**Written task:** Work out how many lines hold the string "Ledce". Give that number and nothing more.

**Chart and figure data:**

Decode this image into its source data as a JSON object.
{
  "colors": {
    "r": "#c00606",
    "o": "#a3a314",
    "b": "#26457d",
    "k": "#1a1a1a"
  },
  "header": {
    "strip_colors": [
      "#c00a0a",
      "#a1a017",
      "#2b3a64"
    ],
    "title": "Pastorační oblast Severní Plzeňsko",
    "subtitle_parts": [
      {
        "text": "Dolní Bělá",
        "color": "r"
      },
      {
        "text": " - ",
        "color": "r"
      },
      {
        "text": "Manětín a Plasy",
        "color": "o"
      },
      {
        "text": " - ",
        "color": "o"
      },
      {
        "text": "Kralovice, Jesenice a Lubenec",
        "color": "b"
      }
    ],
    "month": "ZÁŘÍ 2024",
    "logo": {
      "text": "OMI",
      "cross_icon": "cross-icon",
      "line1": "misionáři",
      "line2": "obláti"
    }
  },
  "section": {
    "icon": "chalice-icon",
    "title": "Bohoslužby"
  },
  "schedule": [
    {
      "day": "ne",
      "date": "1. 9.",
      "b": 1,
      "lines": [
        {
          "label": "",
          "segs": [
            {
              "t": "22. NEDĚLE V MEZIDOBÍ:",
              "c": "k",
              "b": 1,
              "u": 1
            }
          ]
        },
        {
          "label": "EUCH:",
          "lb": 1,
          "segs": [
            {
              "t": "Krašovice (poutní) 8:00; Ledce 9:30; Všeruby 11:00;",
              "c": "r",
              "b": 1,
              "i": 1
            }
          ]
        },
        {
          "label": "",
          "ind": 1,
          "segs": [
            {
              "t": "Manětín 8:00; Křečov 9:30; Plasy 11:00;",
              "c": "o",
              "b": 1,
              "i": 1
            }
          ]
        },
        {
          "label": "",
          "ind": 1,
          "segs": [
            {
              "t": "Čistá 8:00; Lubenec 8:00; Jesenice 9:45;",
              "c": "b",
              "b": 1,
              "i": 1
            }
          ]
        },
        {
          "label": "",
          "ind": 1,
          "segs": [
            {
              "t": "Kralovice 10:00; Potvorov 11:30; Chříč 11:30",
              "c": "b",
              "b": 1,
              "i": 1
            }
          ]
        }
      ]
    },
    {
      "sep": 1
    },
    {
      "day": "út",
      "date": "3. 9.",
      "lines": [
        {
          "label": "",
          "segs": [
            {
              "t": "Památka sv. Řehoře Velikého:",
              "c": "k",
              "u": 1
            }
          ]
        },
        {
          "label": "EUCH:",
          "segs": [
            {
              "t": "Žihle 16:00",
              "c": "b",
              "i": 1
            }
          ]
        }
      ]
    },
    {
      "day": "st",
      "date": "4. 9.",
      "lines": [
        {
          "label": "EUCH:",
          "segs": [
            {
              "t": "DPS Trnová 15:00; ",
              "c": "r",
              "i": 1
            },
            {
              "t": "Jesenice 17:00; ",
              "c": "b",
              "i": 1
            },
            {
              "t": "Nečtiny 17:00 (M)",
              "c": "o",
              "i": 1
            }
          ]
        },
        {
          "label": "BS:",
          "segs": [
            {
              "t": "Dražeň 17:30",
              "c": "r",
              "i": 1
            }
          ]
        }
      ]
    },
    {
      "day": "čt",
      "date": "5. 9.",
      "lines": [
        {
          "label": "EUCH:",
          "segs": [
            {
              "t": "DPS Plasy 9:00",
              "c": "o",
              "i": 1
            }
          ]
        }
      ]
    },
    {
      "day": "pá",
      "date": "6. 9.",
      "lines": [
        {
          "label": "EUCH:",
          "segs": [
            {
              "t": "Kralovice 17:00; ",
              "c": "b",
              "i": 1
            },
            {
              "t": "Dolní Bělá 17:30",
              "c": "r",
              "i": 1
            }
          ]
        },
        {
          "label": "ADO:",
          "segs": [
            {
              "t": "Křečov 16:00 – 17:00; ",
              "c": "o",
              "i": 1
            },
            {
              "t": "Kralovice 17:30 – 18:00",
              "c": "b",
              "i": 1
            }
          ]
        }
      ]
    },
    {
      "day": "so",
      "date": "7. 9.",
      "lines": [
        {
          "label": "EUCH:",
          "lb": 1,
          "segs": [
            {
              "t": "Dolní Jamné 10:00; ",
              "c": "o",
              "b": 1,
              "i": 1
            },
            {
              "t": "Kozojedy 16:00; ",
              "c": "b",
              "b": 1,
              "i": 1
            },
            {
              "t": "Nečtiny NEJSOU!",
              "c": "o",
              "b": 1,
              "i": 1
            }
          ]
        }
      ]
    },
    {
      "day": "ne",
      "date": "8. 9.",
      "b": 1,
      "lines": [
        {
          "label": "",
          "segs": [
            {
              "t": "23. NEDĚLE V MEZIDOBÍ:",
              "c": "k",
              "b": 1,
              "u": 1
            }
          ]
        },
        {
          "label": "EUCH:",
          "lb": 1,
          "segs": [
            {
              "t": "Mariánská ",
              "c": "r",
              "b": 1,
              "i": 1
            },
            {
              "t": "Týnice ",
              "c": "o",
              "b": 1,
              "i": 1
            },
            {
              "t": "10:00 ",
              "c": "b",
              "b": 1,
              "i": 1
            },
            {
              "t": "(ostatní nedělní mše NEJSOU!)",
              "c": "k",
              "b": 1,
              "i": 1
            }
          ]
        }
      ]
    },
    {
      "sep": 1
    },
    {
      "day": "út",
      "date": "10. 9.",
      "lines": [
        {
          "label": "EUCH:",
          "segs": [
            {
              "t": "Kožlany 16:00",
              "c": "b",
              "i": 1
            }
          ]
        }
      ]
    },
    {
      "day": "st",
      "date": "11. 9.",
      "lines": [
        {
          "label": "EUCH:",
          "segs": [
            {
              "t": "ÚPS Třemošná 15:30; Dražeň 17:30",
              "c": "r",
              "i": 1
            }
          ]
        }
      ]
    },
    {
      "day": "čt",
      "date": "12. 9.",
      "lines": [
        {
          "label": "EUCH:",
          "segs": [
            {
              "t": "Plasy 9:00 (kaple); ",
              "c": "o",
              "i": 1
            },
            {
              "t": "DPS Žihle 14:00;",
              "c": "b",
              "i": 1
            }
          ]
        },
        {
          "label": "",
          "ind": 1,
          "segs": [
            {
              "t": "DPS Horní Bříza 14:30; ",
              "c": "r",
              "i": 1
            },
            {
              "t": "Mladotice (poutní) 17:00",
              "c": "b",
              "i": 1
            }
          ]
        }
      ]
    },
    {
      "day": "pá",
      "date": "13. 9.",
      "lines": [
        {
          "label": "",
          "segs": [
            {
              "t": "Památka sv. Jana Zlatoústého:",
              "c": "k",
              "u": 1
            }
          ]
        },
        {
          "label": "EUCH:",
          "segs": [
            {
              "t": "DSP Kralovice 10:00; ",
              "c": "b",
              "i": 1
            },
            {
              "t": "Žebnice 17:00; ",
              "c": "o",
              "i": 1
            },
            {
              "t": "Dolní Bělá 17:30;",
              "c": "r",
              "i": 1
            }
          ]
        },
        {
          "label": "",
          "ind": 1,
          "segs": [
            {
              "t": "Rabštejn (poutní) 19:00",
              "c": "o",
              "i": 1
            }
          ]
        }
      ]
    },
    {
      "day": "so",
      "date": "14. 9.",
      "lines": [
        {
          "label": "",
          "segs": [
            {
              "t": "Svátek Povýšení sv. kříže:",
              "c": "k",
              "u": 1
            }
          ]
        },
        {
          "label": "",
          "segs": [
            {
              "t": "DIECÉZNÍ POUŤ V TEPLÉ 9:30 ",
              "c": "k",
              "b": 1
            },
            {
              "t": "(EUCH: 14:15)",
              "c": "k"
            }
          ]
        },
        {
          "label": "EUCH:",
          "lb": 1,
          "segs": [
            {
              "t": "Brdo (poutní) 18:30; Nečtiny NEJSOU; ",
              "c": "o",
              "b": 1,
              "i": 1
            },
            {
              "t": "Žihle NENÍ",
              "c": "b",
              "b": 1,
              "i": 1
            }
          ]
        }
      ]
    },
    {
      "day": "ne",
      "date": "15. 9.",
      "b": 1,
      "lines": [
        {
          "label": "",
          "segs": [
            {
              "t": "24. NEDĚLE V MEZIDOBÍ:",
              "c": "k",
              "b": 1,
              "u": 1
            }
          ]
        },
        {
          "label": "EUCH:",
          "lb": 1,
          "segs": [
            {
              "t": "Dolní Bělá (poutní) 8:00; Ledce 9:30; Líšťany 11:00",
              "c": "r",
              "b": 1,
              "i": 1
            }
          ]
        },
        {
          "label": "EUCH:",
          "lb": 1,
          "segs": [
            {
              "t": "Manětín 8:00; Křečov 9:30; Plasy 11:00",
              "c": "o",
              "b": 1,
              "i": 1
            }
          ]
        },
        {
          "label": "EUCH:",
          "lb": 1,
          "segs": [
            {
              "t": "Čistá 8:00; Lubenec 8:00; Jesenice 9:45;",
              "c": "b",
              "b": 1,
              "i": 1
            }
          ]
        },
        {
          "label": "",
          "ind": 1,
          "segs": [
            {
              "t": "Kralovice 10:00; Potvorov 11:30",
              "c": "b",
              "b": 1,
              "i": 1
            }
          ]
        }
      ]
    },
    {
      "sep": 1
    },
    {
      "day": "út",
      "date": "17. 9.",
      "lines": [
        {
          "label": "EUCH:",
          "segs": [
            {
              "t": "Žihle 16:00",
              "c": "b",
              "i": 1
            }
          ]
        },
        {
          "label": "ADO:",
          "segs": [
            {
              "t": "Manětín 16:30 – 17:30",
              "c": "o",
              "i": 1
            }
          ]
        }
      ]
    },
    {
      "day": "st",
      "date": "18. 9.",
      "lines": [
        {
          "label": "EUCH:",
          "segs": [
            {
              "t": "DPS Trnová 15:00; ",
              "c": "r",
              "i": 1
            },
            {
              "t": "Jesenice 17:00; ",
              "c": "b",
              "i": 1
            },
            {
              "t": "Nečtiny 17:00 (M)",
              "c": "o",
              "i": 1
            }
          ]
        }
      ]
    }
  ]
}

**Reply to the exercise:** 2